» **DIRECTIONS FOR THIS TASK**: Search the entries below for the word "Fatty" and copy every line where it appears.
─── MATERIAL PROVIDED ───
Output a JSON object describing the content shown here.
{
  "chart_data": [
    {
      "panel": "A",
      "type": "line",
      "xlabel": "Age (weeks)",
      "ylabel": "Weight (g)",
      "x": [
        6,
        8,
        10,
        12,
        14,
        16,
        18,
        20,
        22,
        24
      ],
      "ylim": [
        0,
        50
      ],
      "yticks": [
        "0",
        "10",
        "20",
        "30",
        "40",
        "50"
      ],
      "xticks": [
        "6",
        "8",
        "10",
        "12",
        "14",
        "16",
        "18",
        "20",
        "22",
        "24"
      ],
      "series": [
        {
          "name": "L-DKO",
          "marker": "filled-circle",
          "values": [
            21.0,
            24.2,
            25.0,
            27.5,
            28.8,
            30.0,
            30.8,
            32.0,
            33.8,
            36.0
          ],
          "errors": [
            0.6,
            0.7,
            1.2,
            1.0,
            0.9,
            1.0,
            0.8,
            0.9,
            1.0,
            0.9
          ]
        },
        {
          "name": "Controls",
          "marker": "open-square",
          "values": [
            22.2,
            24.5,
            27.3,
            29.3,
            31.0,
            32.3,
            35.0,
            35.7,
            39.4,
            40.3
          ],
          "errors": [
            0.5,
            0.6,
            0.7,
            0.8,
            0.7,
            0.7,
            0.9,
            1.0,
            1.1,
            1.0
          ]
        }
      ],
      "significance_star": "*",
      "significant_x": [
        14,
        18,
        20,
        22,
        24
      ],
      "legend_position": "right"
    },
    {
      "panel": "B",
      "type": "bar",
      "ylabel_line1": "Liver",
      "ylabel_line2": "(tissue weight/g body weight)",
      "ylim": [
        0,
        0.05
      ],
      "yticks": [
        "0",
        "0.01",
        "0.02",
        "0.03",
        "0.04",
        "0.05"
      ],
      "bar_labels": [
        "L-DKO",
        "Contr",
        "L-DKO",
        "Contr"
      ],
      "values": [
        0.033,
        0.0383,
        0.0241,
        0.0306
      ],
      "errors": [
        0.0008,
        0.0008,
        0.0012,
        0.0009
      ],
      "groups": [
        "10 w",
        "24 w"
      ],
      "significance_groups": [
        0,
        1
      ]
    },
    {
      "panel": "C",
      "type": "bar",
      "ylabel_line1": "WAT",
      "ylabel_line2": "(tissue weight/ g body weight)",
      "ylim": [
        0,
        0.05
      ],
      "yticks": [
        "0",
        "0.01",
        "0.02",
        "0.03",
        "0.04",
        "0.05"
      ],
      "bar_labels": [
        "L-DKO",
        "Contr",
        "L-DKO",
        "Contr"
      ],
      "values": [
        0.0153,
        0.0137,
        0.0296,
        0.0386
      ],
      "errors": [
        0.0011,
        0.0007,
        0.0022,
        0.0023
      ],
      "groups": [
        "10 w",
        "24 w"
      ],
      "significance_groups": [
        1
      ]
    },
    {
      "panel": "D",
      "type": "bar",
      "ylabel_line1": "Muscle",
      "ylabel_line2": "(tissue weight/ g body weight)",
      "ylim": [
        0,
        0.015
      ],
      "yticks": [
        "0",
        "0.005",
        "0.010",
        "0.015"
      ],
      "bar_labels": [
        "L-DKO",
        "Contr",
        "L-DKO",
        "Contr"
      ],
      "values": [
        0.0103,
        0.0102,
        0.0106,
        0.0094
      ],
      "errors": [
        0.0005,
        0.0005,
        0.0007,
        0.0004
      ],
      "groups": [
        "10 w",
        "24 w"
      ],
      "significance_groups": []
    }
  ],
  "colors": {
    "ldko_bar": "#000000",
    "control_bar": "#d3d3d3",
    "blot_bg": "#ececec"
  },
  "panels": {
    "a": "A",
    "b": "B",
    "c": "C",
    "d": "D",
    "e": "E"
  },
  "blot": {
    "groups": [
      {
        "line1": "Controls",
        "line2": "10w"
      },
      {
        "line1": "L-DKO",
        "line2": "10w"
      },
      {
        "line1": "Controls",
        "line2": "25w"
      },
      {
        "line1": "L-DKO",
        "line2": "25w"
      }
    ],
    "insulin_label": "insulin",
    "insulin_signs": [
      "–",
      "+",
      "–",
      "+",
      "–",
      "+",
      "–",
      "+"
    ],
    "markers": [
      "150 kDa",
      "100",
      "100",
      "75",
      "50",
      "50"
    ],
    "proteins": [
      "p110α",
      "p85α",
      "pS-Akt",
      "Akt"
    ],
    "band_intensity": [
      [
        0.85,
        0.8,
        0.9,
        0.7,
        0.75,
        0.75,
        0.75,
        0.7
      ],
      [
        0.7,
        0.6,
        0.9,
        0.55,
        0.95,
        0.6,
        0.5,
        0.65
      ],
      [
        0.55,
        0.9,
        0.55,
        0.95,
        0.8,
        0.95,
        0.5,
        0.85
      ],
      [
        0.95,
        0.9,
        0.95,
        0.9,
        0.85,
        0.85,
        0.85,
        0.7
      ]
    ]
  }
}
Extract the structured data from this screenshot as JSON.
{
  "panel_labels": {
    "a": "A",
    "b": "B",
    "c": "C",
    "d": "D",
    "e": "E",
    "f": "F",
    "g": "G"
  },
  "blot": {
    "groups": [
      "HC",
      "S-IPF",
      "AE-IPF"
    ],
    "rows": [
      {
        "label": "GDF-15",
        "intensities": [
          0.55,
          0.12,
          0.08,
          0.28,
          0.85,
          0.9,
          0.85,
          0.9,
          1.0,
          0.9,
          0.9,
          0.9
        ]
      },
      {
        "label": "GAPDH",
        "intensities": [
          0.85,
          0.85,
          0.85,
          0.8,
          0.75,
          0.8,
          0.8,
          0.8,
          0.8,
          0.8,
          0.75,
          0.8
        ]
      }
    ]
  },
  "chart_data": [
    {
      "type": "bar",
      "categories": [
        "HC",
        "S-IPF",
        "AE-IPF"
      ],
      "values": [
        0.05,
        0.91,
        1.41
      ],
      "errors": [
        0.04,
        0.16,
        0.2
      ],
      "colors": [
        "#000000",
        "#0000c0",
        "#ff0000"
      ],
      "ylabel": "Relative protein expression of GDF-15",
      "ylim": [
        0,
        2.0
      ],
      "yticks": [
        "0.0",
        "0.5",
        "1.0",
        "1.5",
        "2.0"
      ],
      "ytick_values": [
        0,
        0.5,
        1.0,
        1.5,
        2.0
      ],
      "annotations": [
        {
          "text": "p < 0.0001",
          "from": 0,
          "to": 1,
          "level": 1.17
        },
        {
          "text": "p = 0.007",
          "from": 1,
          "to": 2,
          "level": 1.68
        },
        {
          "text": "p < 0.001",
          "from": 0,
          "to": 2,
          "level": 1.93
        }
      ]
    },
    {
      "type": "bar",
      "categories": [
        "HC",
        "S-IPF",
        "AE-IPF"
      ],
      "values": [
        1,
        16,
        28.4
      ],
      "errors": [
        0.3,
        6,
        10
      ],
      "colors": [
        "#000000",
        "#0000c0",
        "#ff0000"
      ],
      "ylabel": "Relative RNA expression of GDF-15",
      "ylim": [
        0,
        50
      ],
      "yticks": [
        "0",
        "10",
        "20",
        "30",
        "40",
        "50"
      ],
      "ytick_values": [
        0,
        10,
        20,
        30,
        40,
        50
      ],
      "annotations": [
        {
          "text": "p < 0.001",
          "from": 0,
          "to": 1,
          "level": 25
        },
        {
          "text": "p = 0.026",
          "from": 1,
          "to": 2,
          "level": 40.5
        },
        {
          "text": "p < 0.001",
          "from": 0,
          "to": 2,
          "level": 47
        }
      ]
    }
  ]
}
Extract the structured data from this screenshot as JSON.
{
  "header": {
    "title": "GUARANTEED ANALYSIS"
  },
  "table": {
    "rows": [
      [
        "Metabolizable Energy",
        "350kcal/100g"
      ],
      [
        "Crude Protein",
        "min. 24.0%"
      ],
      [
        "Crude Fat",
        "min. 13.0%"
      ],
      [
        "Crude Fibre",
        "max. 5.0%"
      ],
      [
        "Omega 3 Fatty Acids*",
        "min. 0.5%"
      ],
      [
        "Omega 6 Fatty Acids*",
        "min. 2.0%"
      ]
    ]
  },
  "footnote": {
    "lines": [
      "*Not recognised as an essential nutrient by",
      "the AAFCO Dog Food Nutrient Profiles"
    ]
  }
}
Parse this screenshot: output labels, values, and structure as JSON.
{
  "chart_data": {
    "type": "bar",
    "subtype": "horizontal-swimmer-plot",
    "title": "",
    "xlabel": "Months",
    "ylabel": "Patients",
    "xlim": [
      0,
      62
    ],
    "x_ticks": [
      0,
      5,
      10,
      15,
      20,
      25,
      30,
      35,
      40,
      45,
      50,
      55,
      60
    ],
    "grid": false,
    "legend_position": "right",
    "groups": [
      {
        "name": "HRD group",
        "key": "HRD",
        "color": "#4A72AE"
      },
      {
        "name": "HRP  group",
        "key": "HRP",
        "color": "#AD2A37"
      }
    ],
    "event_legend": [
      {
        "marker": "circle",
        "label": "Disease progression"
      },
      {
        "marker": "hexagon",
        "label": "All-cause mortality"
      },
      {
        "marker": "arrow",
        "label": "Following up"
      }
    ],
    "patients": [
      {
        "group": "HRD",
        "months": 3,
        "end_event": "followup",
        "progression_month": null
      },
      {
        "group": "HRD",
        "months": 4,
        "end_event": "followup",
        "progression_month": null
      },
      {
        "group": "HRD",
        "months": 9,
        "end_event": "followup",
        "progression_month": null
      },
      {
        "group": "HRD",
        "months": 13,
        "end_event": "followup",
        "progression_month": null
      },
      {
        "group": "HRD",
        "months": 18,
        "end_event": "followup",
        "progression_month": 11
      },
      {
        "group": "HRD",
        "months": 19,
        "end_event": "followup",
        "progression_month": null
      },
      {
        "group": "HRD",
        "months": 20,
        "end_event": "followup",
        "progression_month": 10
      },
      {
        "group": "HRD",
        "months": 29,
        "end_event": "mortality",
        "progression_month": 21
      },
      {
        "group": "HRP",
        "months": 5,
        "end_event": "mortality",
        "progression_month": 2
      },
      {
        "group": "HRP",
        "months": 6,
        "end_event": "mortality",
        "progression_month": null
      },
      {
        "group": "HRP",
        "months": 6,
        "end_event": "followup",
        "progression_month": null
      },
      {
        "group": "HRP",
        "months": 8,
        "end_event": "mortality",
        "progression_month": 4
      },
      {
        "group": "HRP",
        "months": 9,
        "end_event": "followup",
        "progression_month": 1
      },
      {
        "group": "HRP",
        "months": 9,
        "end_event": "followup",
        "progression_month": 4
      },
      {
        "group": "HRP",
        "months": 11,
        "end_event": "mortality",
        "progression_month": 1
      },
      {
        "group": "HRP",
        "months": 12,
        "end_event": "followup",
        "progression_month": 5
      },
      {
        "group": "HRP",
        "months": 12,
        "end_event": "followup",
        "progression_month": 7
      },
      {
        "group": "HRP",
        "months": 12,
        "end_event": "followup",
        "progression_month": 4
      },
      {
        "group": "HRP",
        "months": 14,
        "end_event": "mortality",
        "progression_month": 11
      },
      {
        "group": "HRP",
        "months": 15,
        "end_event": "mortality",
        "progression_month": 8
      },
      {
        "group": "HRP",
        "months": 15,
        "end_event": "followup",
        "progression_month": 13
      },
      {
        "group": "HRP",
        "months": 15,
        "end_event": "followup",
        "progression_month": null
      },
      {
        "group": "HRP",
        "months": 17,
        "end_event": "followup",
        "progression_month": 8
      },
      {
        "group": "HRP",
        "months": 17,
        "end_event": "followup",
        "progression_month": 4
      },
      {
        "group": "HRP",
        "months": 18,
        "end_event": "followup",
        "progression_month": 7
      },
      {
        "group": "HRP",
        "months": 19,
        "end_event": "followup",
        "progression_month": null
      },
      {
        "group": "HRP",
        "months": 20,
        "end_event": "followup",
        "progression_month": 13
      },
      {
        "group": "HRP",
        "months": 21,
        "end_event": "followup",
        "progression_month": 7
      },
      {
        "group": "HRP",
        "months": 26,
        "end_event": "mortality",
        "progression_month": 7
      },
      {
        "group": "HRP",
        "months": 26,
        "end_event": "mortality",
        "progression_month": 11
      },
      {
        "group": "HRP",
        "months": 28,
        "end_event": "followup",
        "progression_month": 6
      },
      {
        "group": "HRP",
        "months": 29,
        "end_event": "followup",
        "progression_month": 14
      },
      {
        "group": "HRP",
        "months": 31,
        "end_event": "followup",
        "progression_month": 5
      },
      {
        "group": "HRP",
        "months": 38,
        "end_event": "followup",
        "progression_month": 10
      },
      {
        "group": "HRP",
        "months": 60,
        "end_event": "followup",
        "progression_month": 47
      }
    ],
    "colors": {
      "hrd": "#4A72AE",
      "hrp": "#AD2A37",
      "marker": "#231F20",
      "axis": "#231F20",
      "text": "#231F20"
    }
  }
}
───
» **ANSWER BELOW**:
        "Omega 3 Fatty Acids*",
        "Omega 6 Fatty Acids*",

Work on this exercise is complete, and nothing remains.